Stored data
** start **
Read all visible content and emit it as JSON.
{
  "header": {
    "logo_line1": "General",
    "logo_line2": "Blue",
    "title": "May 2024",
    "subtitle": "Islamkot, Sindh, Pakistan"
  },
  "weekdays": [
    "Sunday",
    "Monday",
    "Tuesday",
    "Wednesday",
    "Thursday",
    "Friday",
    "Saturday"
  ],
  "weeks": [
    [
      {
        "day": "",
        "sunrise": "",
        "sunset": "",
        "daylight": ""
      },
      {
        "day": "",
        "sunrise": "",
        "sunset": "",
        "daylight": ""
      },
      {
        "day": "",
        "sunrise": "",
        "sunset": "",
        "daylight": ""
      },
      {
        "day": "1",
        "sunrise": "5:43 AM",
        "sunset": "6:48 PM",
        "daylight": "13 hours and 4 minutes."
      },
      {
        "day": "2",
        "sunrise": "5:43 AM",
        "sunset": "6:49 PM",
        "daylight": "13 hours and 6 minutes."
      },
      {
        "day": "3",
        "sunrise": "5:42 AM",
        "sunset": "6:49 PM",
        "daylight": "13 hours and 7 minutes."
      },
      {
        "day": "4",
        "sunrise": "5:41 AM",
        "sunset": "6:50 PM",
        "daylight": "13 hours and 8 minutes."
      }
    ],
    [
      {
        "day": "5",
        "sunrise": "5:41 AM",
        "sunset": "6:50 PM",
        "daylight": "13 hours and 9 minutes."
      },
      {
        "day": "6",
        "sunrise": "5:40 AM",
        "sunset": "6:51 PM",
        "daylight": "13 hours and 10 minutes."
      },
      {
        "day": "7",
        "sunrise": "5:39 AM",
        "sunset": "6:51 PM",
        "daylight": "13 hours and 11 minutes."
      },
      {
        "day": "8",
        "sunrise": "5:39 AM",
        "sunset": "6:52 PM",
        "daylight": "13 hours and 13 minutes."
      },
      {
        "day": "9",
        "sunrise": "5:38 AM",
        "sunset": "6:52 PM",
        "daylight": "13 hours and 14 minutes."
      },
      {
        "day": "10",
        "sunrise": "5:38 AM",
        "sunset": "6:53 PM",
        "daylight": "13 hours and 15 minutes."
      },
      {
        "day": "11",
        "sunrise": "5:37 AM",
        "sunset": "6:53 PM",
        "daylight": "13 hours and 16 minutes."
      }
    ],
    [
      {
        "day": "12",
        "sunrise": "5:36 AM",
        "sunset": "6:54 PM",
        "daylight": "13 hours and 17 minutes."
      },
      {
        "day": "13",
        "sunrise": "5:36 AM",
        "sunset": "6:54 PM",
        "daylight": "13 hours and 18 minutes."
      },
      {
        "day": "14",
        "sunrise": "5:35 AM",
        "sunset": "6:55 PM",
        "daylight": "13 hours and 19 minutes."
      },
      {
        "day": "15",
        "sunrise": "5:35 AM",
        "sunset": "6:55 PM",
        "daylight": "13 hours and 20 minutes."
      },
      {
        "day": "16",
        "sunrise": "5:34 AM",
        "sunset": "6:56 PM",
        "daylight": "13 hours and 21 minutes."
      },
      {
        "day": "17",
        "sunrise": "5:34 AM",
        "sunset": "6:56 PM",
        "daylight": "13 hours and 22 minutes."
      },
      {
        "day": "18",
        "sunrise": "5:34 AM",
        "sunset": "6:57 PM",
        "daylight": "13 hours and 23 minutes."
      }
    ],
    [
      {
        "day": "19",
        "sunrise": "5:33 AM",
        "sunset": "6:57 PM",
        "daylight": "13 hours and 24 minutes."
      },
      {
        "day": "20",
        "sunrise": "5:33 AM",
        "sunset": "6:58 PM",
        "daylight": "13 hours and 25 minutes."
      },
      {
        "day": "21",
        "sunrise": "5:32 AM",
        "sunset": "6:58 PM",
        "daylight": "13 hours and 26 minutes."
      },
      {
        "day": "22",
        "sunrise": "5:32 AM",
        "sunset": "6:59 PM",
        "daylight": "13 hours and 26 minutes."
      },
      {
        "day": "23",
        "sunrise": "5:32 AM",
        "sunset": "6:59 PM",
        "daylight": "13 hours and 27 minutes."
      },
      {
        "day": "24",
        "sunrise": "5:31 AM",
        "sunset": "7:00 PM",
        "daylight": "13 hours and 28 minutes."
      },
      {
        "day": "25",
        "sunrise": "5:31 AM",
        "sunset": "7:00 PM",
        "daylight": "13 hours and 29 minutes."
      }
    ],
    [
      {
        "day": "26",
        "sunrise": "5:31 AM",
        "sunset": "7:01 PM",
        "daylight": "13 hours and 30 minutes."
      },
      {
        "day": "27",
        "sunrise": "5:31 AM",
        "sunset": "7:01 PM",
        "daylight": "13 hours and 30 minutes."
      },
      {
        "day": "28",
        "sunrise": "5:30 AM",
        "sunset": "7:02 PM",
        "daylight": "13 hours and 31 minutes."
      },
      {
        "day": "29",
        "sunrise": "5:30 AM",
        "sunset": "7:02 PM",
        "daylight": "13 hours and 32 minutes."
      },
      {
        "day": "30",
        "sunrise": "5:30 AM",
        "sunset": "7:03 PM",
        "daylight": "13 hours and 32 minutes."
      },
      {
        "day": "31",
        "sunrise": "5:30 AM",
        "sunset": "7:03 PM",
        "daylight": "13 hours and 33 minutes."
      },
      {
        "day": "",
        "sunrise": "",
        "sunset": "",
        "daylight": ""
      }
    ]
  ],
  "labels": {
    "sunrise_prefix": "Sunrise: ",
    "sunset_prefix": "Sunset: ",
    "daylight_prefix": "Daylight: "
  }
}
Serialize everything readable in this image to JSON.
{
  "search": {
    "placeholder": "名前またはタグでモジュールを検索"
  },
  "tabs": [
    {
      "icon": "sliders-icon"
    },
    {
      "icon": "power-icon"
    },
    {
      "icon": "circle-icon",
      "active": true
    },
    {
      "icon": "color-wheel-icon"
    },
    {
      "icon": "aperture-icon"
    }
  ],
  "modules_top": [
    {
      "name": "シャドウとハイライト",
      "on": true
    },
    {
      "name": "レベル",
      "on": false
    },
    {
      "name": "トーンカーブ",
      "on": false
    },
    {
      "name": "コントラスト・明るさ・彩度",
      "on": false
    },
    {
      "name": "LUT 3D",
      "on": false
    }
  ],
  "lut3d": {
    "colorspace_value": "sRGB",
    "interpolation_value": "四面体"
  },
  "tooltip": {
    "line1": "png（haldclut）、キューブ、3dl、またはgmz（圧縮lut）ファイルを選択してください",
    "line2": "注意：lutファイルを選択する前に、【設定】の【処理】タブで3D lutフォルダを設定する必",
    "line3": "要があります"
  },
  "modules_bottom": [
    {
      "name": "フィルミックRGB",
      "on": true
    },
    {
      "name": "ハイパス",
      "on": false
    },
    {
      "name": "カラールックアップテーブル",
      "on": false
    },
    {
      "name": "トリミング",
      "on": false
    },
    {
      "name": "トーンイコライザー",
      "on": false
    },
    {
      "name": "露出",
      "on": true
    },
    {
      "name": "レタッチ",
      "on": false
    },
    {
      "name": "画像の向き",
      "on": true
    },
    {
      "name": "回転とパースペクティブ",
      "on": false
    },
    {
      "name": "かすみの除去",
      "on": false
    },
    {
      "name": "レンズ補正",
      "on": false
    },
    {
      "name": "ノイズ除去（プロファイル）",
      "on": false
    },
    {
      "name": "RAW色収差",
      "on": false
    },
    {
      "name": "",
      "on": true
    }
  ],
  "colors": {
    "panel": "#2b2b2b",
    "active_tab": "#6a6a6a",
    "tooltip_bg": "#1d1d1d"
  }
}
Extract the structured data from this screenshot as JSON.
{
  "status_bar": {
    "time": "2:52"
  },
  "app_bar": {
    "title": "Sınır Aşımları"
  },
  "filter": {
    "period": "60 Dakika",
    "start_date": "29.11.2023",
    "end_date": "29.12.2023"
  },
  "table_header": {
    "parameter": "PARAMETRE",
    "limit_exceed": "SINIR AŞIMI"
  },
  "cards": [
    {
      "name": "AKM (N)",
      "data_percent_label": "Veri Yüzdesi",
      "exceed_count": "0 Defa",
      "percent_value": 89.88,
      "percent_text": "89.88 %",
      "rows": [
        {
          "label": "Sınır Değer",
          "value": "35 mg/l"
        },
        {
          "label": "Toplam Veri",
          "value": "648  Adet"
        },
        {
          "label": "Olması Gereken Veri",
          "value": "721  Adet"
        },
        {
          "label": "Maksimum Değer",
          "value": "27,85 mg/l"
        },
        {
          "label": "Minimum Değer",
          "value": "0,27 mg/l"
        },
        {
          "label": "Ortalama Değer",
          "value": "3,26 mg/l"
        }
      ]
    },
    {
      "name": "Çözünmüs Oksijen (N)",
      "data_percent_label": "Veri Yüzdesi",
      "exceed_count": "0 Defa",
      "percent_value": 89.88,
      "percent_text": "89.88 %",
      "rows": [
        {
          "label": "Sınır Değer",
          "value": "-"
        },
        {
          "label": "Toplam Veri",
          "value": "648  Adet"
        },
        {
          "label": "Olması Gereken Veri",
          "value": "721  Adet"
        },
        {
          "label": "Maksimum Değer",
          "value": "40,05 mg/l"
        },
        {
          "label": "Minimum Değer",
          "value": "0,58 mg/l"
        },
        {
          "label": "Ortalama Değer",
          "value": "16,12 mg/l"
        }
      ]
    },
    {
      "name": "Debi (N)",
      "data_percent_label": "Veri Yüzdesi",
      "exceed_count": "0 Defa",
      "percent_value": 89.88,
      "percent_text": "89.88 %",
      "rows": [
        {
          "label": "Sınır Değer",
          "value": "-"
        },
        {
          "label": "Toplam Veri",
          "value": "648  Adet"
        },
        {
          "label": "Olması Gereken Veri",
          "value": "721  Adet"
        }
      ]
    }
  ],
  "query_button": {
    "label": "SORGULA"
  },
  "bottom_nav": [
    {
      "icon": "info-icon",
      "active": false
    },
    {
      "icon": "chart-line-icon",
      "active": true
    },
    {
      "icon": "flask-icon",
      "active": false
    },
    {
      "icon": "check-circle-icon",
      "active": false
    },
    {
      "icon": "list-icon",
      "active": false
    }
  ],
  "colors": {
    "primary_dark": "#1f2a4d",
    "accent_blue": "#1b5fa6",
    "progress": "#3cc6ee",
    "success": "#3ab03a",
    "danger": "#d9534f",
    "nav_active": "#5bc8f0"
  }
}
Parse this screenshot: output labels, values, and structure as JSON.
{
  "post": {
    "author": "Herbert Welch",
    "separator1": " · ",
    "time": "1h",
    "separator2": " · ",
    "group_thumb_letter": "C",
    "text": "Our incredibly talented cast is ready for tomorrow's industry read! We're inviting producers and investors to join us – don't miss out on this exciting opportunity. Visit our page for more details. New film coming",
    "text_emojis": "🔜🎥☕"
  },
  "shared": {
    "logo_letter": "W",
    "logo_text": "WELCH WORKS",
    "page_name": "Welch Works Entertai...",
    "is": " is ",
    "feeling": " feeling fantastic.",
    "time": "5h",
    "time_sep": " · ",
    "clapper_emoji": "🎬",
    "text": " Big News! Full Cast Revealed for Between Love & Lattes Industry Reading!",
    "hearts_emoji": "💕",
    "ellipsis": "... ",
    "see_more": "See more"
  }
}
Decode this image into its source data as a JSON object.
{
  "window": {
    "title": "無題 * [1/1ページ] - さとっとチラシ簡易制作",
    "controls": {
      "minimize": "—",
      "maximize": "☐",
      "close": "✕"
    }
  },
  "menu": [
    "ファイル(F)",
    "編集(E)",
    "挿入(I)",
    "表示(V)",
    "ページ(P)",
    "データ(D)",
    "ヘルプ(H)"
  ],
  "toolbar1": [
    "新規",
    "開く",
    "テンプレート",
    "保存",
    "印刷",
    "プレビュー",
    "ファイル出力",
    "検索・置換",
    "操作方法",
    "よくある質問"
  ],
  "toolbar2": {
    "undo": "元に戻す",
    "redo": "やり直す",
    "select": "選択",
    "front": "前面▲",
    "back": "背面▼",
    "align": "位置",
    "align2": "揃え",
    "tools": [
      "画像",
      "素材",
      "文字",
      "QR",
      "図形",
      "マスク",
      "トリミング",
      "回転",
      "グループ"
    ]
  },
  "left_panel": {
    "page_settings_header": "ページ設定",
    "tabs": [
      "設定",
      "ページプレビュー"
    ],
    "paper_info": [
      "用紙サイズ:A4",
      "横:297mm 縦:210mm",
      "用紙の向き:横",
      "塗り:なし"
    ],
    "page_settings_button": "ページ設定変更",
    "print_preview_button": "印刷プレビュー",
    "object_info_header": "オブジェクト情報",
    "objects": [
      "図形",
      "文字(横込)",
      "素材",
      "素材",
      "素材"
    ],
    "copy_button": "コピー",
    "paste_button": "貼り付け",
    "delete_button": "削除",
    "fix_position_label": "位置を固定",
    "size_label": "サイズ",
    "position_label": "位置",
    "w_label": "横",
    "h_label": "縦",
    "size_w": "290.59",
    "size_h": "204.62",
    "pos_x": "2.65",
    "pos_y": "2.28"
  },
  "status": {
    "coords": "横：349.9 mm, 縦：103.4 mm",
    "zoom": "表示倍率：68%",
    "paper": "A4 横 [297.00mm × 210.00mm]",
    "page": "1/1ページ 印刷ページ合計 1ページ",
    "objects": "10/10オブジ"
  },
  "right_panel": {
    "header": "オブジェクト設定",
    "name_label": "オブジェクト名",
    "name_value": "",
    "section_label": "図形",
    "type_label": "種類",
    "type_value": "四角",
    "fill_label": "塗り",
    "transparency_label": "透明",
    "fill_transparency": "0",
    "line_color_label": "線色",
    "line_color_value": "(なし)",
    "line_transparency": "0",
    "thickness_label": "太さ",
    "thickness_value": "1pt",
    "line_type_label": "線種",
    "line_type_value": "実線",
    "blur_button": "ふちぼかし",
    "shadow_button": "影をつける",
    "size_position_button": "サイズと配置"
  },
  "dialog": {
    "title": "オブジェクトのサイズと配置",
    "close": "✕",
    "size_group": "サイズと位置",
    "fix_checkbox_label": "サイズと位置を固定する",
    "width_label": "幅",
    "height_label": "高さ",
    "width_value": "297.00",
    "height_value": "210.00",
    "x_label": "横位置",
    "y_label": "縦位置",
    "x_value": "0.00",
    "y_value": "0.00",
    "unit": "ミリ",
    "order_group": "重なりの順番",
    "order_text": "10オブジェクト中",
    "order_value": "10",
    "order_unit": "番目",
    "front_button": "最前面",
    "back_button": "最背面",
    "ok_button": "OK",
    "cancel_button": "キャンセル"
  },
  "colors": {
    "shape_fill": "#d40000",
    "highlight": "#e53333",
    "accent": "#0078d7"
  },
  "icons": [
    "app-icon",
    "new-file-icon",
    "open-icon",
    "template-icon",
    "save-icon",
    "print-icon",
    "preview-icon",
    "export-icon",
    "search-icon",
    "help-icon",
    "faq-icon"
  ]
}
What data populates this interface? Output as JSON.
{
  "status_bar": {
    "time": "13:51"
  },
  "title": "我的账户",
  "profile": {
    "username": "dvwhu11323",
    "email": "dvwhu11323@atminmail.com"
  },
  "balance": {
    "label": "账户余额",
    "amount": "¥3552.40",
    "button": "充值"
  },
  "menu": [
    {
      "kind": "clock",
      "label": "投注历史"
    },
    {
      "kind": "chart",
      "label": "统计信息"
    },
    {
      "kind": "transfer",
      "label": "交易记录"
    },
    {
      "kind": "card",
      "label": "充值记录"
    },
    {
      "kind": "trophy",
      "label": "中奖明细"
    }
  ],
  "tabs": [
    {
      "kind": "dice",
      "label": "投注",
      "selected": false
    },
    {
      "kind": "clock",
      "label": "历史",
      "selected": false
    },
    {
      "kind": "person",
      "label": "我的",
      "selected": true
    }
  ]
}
** end **
▶ _Exercise brief_:
Gather all lines of the records that include the word "JSON".

▶ _Reply_:
Read all visible content and emit it as JSON.
Serialize everything readable in this image to JSON.
Extract the structured data from this screenshot as JSON.
Parse this screenshot: output labels, values, and structure as JSON.
Decode this image into its source data as a JSON object.
What data populates this interface? Output as JSON.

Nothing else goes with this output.